L1 Compiler Deep Dive

The L1 compiler is a fast, non-optimizing JIT that translates bytecode to native x86 code using a delayed-emission strategy within basic blocks.

Overview

JNode's L1 compiler (org.jnode.vm.x86.compiler.l1a.X86Level1ACompiler) is the default entry-point compiler. It prioritizes compilation speed over code quality by:

Emulating the JVM operand stack with a VirtualStack that holds values in registers as long as possible
Directly translating bytecode operations without an IR
Using simple greedy register allocation
Applying lightweight optimizations via OptimizingBytecodeVisitor (inlining, store-load elimination, constant folding)

Key Components

Class	Role
`X86Level1ACompiler`	Entry point; creates `X86BytecodeVisitor` wrapped in `OptimizingBytecodeVisitor`
`X86BytecodeVisitor`	Main translator; handles all bytecode opcodes
`VirtualStack`	Delayed-emission stack holding `Item` instances
`Item`	Abstract base for stack values (constant, GPR, XMM, FPUSTACK, STACK, LOCAL)
`WordItem`	Single-register items (INT, FLOAT, REFERENCE)

━━━

### To do
According to the L1 compiler page, what does the compiler put ahead of code quality?

### Element and region listings
━━━

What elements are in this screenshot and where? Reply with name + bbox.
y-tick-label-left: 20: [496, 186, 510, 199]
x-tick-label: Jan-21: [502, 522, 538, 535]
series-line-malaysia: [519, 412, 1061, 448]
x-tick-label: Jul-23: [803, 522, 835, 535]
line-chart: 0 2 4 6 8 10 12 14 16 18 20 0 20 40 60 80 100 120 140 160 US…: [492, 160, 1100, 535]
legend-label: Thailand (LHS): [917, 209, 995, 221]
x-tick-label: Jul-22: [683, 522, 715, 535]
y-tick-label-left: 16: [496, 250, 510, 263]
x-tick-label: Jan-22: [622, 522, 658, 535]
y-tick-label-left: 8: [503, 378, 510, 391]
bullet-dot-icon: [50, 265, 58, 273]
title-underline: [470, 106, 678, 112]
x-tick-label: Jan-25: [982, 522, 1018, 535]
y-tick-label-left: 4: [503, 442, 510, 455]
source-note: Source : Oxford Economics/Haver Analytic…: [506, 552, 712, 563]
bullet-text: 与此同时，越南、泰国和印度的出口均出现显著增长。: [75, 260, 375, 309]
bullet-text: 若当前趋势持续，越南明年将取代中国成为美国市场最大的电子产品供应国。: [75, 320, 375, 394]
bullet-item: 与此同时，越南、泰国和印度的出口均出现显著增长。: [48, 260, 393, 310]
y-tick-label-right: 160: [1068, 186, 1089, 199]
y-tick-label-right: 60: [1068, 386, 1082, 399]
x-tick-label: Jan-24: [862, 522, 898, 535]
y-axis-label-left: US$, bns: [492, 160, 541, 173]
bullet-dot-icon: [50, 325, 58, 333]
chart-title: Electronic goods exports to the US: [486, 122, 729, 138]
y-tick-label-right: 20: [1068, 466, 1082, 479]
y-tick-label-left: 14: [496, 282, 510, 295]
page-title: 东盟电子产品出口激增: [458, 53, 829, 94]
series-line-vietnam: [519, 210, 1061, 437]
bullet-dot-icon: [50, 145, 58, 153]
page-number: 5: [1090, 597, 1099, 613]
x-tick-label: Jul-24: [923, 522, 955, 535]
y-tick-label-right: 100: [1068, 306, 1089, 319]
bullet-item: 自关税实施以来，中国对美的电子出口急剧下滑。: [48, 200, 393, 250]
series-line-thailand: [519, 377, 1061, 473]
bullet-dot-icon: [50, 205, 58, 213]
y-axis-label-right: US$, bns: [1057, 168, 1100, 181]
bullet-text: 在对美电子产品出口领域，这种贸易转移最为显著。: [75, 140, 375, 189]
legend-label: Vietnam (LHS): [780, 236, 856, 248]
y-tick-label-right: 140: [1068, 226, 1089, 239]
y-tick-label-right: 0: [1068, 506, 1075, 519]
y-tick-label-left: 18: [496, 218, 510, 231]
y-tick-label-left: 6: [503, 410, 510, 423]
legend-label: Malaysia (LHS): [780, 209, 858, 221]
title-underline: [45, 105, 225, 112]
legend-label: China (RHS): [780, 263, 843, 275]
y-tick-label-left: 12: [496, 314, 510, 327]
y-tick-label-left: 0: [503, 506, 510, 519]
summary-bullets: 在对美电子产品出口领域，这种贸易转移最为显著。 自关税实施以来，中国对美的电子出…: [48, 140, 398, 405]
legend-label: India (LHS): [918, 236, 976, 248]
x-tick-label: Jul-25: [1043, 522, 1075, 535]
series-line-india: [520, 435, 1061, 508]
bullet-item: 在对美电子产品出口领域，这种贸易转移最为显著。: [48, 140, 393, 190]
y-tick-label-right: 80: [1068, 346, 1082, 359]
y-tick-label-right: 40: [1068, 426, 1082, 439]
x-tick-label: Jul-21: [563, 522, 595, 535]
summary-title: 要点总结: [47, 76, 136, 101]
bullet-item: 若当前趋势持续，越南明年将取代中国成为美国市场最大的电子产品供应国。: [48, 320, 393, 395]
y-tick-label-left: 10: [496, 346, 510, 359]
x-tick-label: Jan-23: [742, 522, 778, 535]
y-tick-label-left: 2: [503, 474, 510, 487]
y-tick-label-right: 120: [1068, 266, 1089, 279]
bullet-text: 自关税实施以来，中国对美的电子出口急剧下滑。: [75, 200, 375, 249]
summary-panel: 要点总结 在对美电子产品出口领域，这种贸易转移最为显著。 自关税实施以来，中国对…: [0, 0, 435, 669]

━━━

### Solution for this problem
Compilation speed.